» Records:
((

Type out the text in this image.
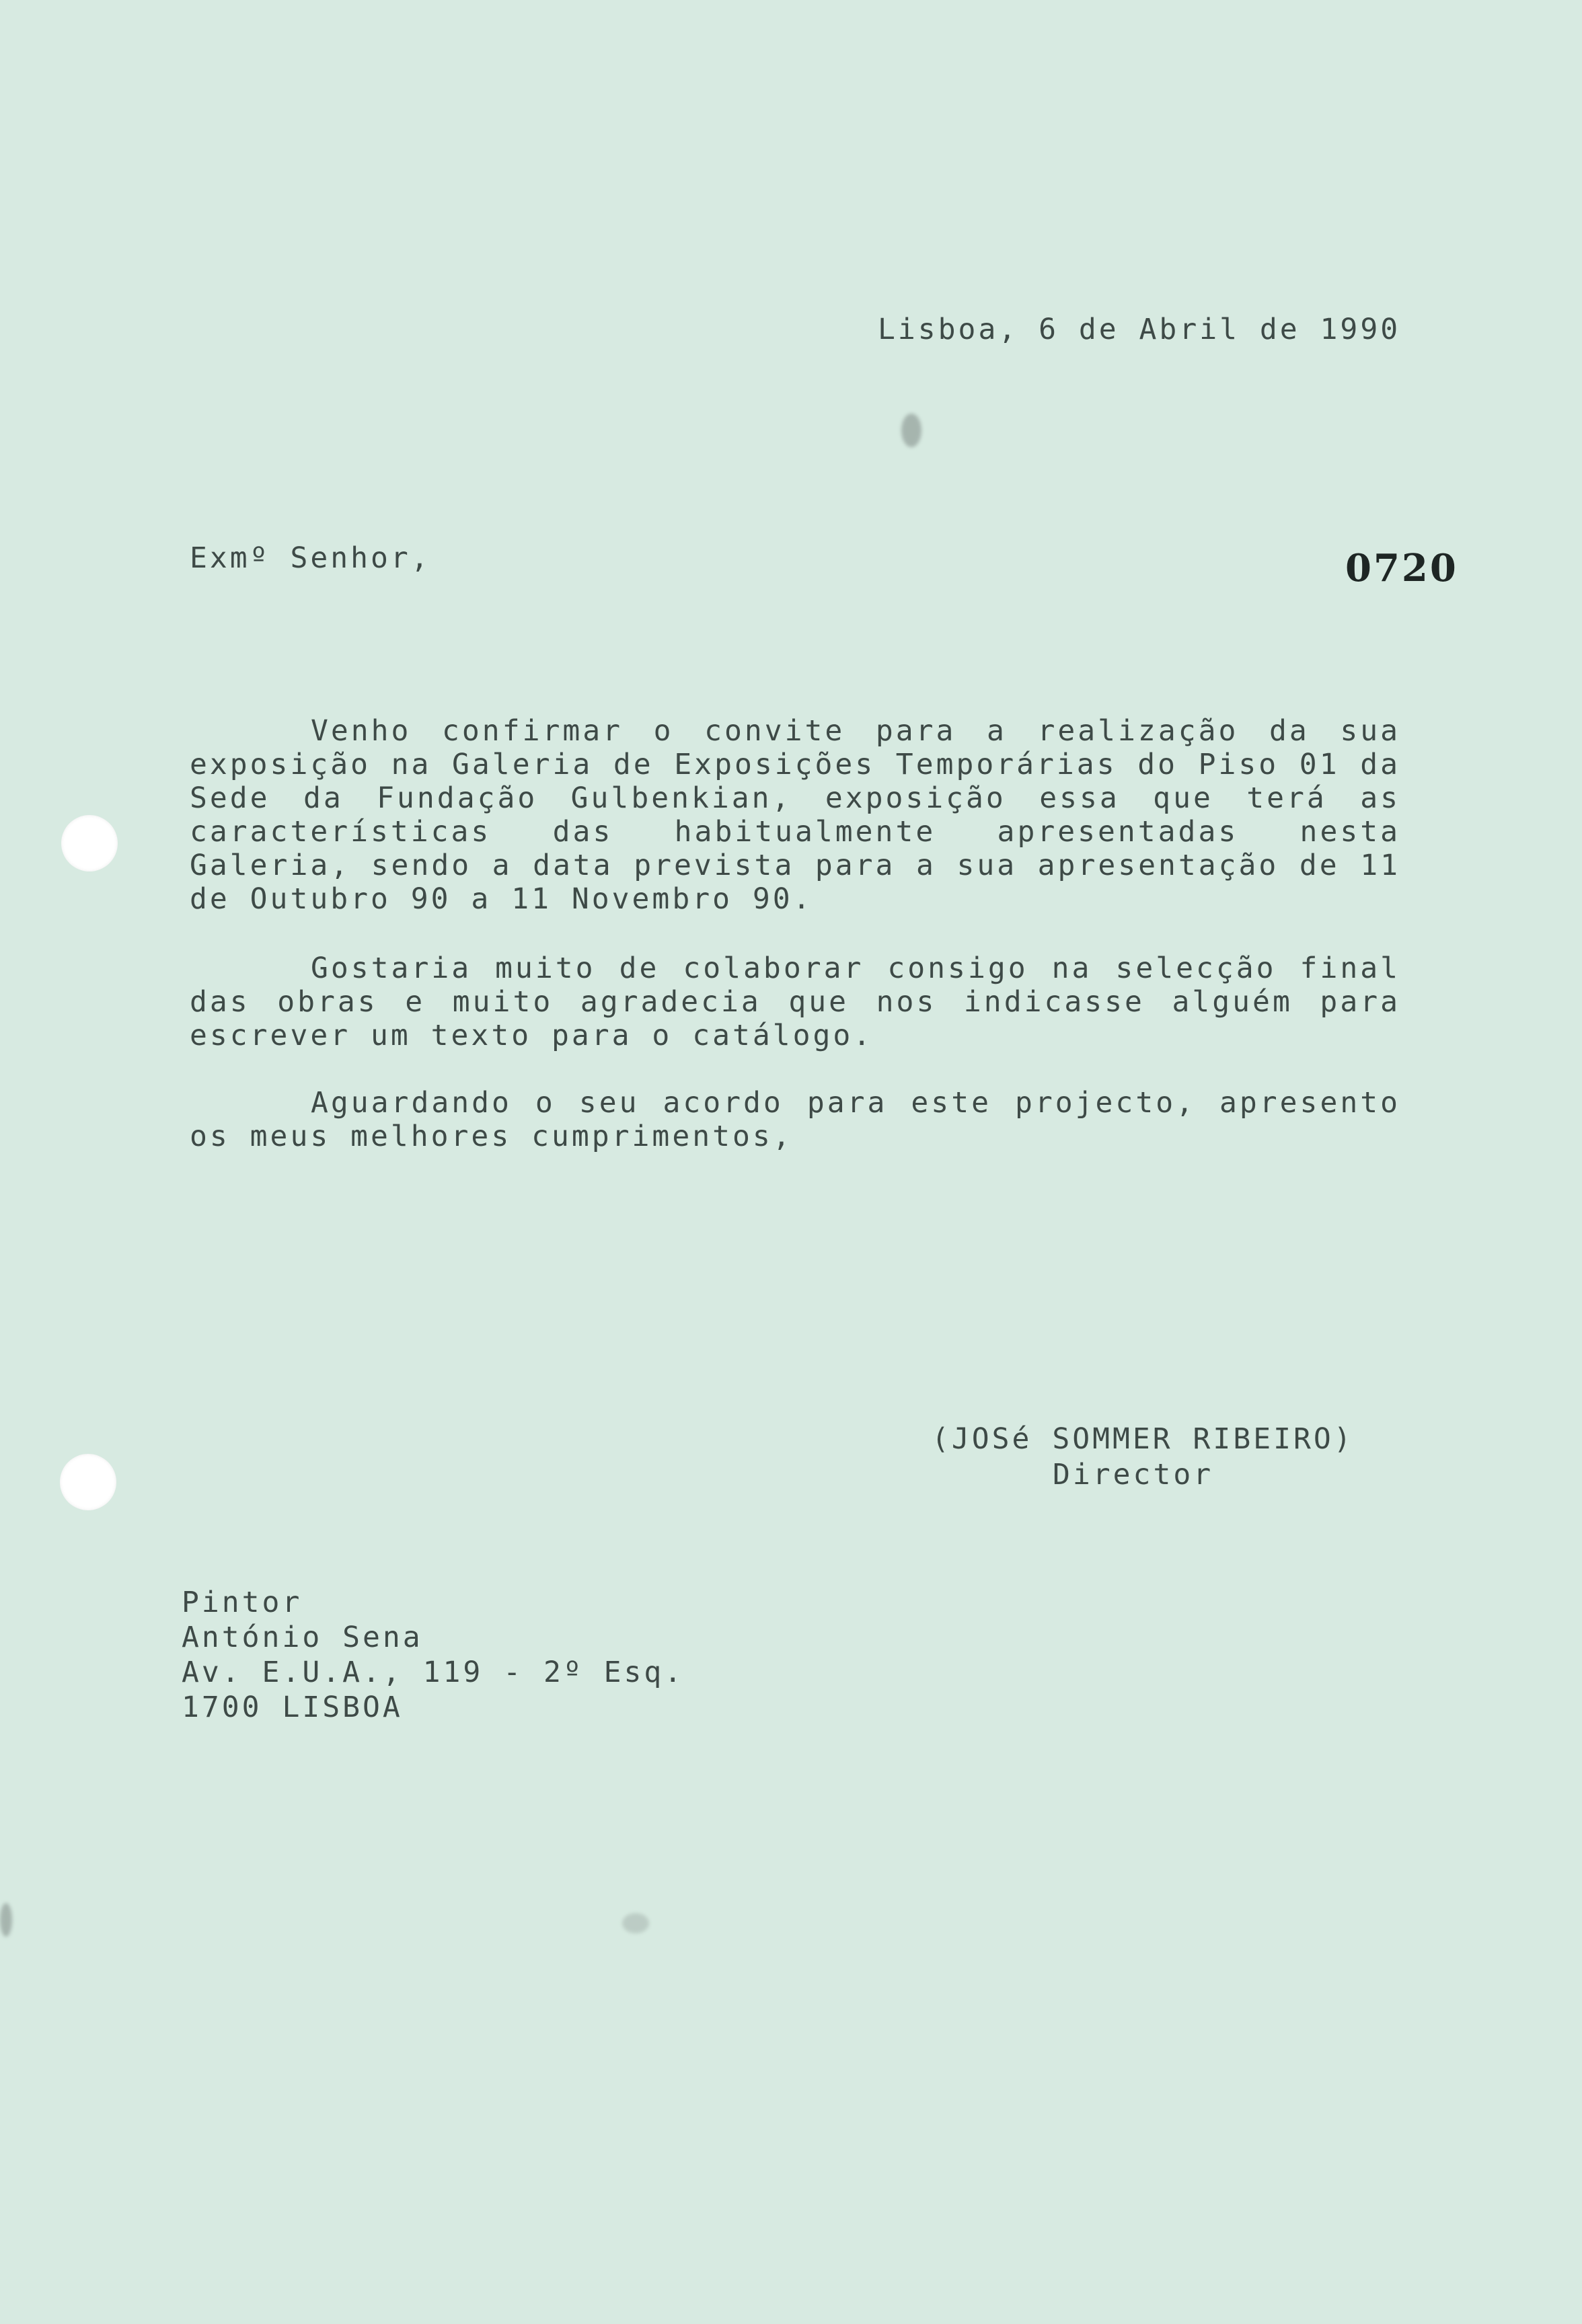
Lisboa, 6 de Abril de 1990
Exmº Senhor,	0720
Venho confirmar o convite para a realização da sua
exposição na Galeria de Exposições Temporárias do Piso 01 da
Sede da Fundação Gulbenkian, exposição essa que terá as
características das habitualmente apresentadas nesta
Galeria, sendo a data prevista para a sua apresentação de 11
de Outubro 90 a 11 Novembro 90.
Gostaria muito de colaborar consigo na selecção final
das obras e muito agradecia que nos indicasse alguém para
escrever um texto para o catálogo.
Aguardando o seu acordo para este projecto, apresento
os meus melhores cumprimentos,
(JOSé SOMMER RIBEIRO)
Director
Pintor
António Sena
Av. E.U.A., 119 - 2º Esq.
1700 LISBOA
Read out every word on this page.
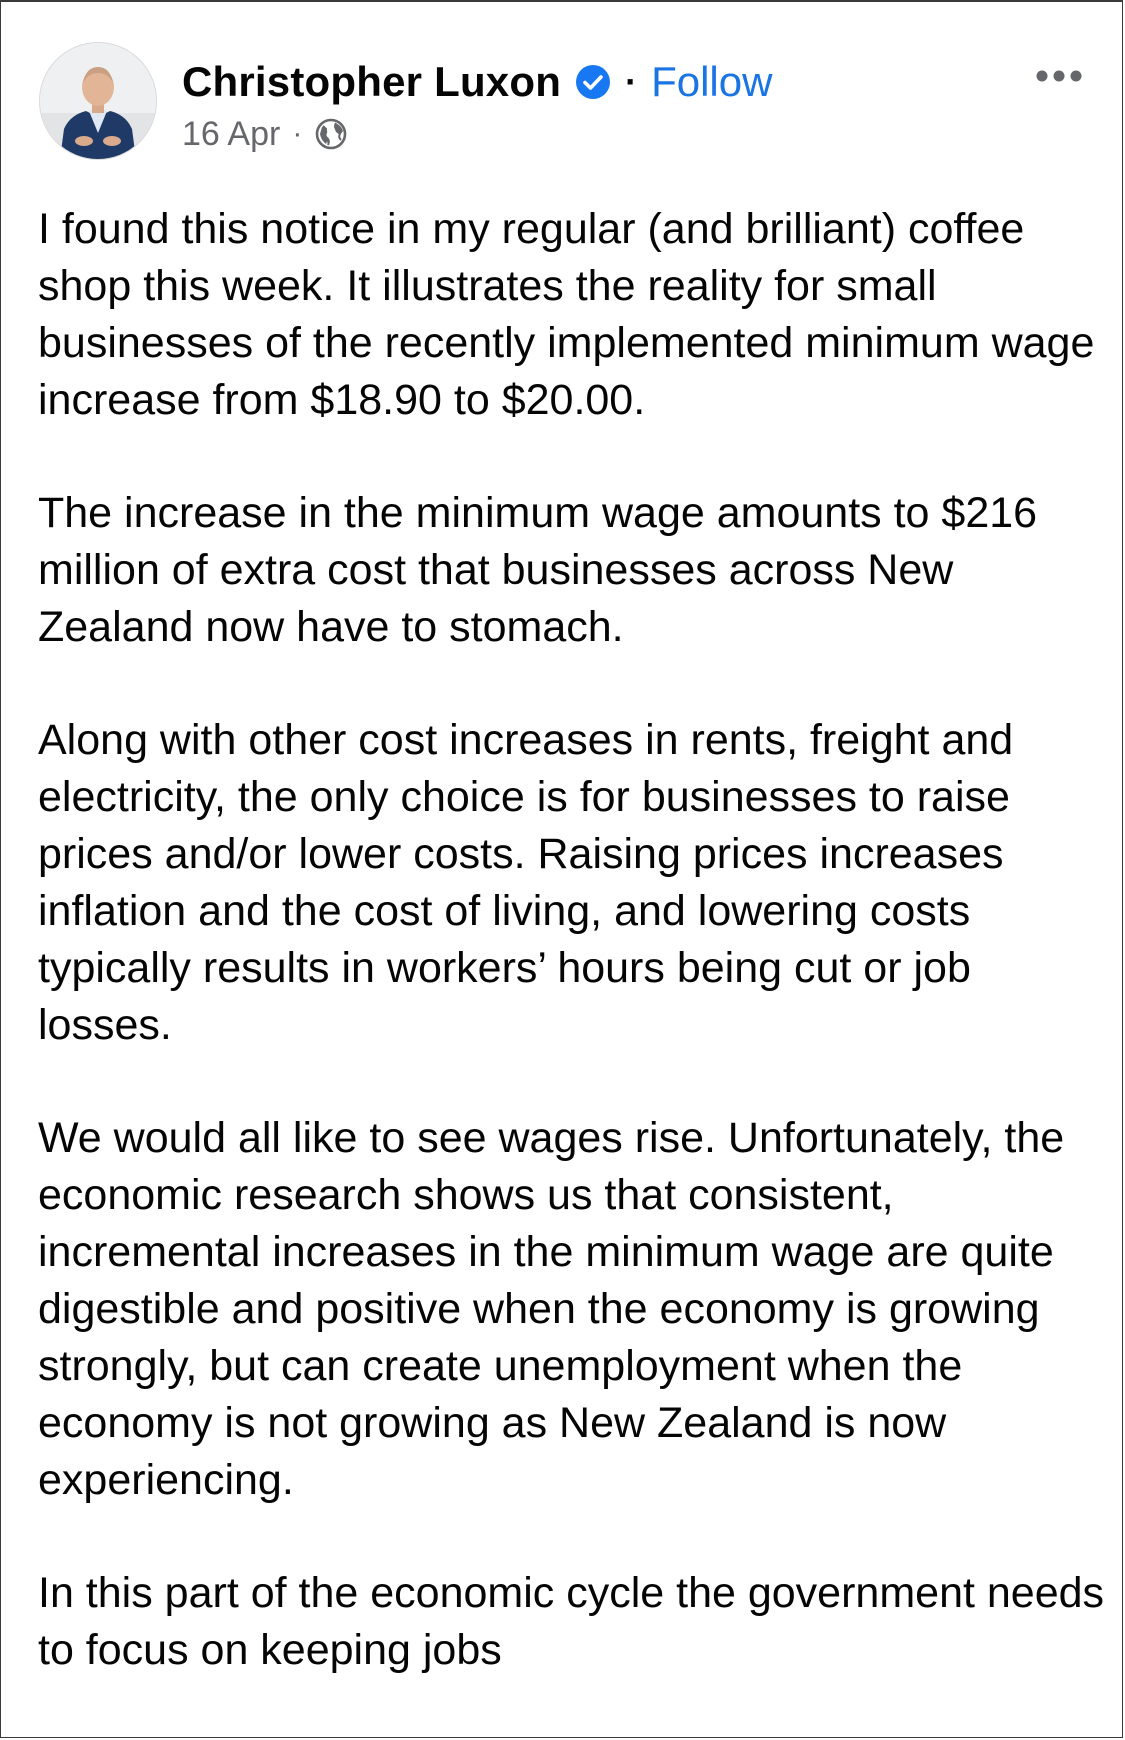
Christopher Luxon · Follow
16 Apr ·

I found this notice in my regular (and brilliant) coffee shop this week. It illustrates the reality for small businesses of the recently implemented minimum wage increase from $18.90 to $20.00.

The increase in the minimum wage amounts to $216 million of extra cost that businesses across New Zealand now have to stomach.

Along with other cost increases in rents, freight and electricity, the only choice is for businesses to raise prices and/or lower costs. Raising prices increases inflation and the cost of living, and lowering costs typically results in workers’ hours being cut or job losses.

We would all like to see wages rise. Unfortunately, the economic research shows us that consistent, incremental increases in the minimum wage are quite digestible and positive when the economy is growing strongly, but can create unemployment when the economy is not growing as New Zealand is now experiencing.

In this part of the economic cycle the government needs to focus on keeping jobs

))

» Goal:
Show every line from the entries above in which the word "para" appears.

» Task answer:
Venho confirmar o convite para a realização da sua
Galeria, sendo a data prevista para a sua apresentação de 11
das obras e muito agradecia que nos indicasse alguém para
escrever um texto para o catálogo.
Aguardando o seu acordo para este projecto, apresento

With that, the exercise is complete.